# Exercise details
Locate every line in the records below that contains the word "upang", and copy each one.

# Extracted information
○ ○ ○ ○
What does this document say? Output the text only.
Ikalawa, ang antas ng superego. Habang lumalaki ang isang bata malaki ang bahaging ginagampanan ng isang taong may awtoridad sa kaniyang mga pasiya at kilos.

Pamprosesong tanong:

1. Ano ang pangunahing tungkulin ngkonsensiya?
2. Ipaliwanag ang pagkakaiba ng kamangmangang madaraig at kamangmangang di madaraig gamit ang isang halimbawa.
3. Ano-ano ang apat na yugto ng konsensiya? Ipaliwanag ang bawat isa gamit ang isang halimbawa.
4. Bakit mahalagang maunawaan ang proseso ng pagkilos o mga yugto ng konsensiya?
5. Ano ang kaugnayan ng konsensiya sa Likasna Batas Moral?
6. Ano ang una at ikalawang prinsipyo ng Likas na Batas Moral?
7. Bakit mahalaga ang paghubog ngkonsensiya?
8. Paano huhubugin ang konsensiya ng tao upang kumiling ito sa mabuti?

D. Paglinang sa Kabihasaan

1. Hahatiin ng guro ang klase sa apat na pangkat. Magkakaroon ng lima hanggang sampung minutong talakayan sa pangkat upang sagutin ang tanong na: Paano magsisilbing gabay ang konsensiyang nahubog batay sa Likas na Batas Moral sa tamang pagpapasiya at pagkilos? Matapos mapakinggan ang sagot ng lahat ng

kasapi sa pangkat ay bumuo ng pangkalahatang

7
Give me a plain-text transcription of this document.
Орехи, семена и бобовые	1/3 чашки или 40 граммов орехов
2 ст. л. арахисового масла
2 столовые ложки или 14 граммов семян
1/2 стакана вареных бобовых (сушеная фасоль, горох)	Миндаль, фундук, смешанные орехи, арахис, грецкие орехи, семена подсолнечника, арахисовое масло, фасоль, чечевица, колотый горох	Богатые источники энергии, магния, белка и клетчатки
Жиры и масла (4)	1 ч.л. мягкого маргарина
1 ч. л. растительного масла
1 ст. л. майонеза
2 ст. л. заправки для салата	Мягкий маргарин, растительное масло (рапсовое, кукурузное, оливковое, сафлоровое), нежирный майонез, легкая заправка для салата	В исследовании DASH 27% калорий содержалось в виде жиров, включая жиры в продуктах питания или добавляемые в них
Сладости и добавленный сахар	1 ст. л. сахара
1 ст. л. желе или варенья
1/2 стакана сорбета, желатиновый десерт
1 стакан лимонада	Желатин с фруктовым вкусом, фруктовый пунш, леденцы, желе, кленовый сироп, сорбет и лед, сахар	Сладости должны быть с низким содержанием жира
○ ○ ○ ○
# Correct response
8. Paano huhubugin ang konsensiya ng tao upang kumiling ito sa mabuti?
1. Hahatiin ng guro ang klase sa apat na pangkat. Magkakaroon ng lima hanggang sampung minutong talakayan sa pangkat upang sagutin ang tanong na: Paano magsisilbing gabay ang konsensiyang nahubog batay sa Likas na Batas Moral sa tamang pagpapasiya at pagkilos? Matapos mapakinggan ang sagot ng lahat ng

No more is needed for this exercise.